Copy the data that follows exactly. Include no pictures.

--- Start Provided records ---

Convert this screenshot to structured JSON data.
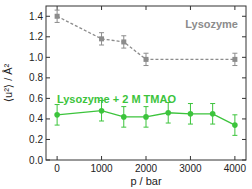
{
  "chart_data": {
    "type": "line",
    "x_label": "p / bar",
    "y_label": "⟨u²⟩ / Å²",
    "xlim": [
      -250,
      4250
    ],
    "ylim": [
      0,
      1.5
    ],
    "xticks": [
      0,
      1000,
      2000,
      3000,
      4000
    ],
    "yticks": [
      {
        "value": 0,
        "label": "0.0"
      },
      0.2,
      0.4,
      0.6,
      0.8,
      {
        "value": 1,
        "label": "1.0"
      },
      1.2,
      1.4
    ],
    "series": [
      {
        "name": "Lysozyme",
        "color": "#8c8c8c",
        "marker": "square",
        "line_style": "dashed",
        "x": [
          0,
          1000,
          1500,
          2000,
          4000
        ],
        "values": [
          1.4,
          1.18,
          1.15,
          0.98,
          0.98
        ],
        "errors": [
          0.06,
          0.06,
          0.06,
          0.06,
          0.06
        ]
      },
      {
        "name": "Lysozyme + 2 M TMAO",
        "color": "#3cc43c",
        "marker": "circle",
        "line_style": "solid",
        "x": [
          0,
          1000,
          1500,
          2000,
          2500,
          3000,
          3500,
          4000
        ],
        "values": [
          0.44,
          0.48,
          0.42,
          0.42,
          0.46,
          0.45,
          0.45,
          0.34
        ],
        "errors": [
          0.1,
          0.1,
          0.1,
          0.1,
          0.1,
          0.1,
          0.1,
          0.1
        ]
      }
    ]
  }
}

--- End Provided records ---

## The reply
Convert this screenshot to structured JSON data.
{
  "chart_data": {
    "type": "line",
    "x_label": "p / bar",
    "y_label": "⟨u²⟩ / Å²",
    "xlim": [
      -250,
      4250
    ],
    "ylim": [
      0,
      1.5
    ],
    "xticks": [
      0,
      1000,
      2000,
      3000,
      4000
    ],
    "yticks": [
      {
        "value": 0,
        "label": "0.0"
      },
      0.2,
      0.4,
      0.6,
      0.8,
      {
        "value": 1,
        "label": "1.0"
      },
      1.2,
      1.4
    ],
    "series": [
      {
        "name": "Lysozyme",
        "color": "#8c8c8c",
        "marker": "square",
        "line_style": "dashed",
        "x": [
          0,
          1000,
          1500,
          2000,
          4000
        ],
        "values": [
          1.4,
          1.18,
          1.15,
          0.98,
          0.98
        ],
        "errors": [
          0.06,
          0.06,
          0.06,
          0.06,
          0.06
        ]
      },
      {
        "name": "Lysozyme + 2 M TMAO",
        "color": "#3cc43c",
        "marker": "circle",
        "line_style": "solid",
        "x": [
          0,
          1000,
          1500,
          2000,
          2500,
          3000,
          3500,
          4000
        ],
        "values": [
          0.44,
          0.48,
          0.42,
          0.42,
          0.46,
          0.45,
          0.45,
          0.34
        ],
        "errors": [
          0.1,
          0.1,
          0.1,
          0.1,
          0.1,
          0.1,
          0.1,
          0.1
        ]
      }
    ]
  }
}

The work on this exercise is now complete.